_What the task requires_. Keep only the lines of the listing that include the word "Pyrosim", and copy them.

** start Records shown **

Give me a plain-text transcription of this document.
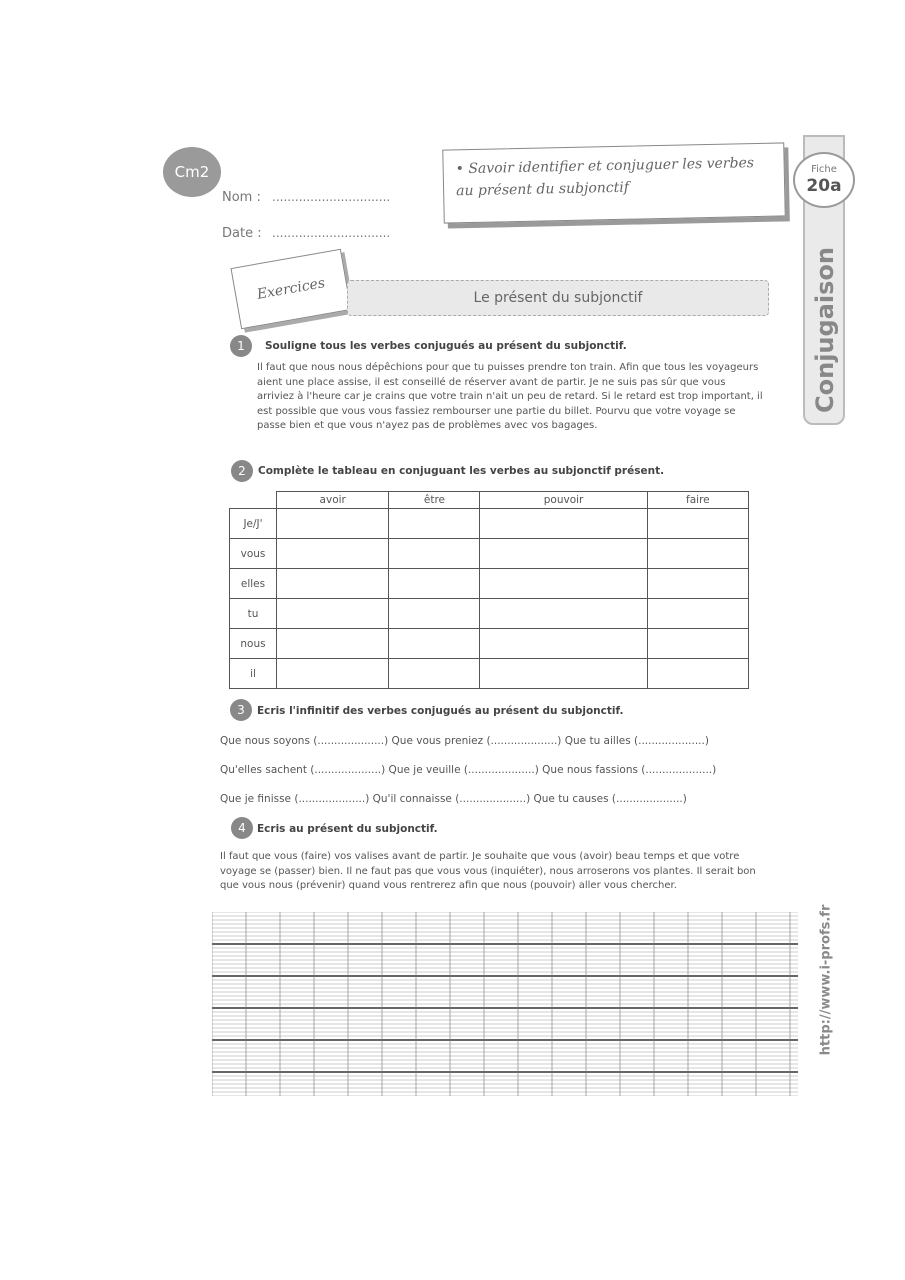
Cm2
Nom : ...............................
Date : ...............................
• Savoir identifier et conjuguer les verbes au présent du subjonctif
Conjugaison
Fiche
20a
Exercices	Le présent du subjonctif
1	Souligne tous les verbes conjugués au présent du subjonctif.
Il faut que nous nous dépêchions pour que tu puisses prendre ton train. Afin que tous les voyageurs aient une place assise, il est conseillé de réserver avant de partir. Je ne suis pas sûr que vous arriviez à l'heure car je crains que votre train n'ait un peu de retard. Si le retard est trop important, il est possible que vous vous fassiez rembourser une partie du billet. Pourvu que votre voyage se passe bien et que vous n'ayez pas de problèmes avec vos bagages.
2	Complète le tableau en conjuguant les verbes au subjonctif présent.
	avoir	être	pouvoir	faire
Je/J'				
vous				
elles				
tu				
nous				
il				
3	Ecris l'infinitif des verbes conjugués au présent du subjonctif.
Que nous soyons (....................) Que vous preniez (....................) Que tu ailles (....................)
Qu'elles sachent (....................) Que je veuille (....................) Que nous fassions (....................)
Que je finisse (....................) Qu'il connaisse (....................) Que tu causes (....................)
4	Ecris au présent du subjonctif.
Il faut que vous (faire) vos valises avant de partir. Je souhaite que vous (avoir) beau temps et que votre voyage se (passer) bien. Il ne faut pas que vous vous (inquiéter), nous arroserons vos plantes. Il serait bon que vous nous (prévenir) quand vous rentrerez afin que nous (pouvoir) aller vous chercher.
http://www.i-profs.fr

** end Records shown **
** start Records shown **

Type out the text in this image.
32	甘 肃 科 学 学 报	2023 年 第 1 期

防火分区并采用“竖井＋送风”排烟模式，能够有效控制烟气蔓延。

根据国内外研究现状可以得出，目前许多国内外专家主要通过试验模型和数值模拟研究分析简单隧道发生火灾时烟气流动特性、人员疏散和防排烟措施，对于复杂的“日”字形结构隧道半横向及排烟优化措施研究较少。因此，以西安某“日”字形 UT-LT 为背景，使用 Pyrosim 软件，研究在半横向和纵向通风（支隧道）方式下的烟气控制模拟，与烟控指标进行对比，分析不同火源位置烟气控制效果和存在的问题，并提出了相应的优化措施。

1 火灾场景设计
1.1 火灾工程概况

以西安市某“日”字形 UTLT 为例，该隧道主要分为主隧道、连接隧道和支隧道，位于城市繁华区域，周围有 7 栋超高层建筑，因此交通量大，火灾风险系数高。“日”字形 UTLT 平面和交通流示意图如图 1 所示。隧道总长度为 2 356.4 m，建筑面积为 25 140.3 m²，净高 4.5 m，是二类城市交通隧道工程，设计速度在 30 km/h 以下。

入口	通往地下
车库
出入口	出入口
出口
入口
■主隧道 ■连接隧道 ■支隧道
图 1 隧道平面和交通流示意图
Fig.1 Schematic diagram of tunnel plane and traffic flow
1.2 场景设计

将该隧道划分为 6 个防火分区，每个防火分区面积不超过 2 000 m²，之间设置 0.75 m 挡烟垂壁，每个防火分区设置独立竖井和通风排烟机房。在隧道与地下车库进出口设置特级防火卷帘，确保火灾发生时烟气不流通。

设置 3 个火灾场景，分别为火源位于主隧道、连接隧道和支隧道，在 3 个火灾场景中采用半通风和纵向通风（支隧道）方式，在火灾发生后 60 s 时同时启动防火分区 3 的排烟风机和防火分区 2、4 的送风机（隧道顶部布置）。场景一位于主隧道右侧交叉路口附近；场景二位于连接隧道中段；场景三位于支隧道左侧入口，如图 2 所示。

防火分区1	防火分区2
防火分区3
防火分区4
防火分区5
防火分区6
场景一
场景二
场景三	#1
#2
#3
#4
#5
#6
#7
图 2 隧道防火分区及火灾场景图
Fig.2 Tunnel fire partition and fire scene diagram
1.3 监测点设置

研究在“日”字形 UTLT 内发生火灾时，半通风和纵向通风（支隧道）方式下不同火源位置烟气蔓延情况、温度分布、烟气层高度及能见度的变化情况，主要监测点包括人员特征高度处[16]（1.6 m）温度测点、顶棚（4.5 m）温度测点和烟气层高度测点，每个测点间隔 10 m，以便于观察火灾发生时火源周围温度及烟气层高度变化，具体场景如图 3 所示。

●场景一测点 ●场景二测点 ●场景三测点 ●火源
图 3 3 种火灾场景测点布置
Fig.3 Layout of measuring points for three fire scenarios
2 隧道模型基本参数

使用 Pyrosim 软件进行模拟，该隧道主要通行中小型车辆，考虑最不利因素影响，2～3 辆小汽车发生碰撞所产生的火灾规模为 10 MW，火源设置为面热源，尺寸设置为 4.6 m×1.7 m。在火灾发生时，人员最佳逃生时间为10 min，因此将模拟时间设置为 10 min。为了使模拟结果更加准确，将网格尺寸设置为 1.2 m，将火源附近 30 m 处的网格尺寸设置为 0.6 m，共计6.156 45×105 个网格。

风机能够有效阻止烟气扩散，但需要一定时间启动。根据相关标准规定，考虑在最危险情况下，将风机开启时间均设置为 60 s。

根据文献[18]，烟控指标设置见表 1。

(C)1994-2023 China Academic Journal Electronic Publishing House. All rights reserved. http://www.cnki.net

** end Records shown **

_Result of this task_.
根据国内外研究现状可以得出，目前许多国内外专家主要通过试验模型和数值模拟研究分析简单隧道发生火灾时烟气流动特性、人员疏散和防排烟措施，对于复杂的“日”字形结构隧道半横向及排烟优化措施研究较少。因此，以西安某“日”字形 UT-LT 为背景，使用 Pyrosim 软件，研究在半横向和纵向通风（支隧道）方式下的烟气控制模拟，与烟控指标进行对比，分析不同火源位置烟气控制效果和存在的问题，并提出了相应的优化措施。
使用 Pyrosim 软件进行模拟，该隧道主要通行中小型车辆，考虑最不利因素影响，2～3 辆小汽车发生碰撞所产生的火灾规模为 10 MW，火源设置为面热源，尺寸设置为 4.6 m×1.7 m。在火灾发生时，人员最佳逃生时间为10 min，因此将模拟时间设置为 10 min。为了使模拟结果更加准确，将网格尺寸设置为 1.2 m，将火源附近 30 m 处的网格尺寸设置为 0.6 m，共计6.156 45×105 个网格。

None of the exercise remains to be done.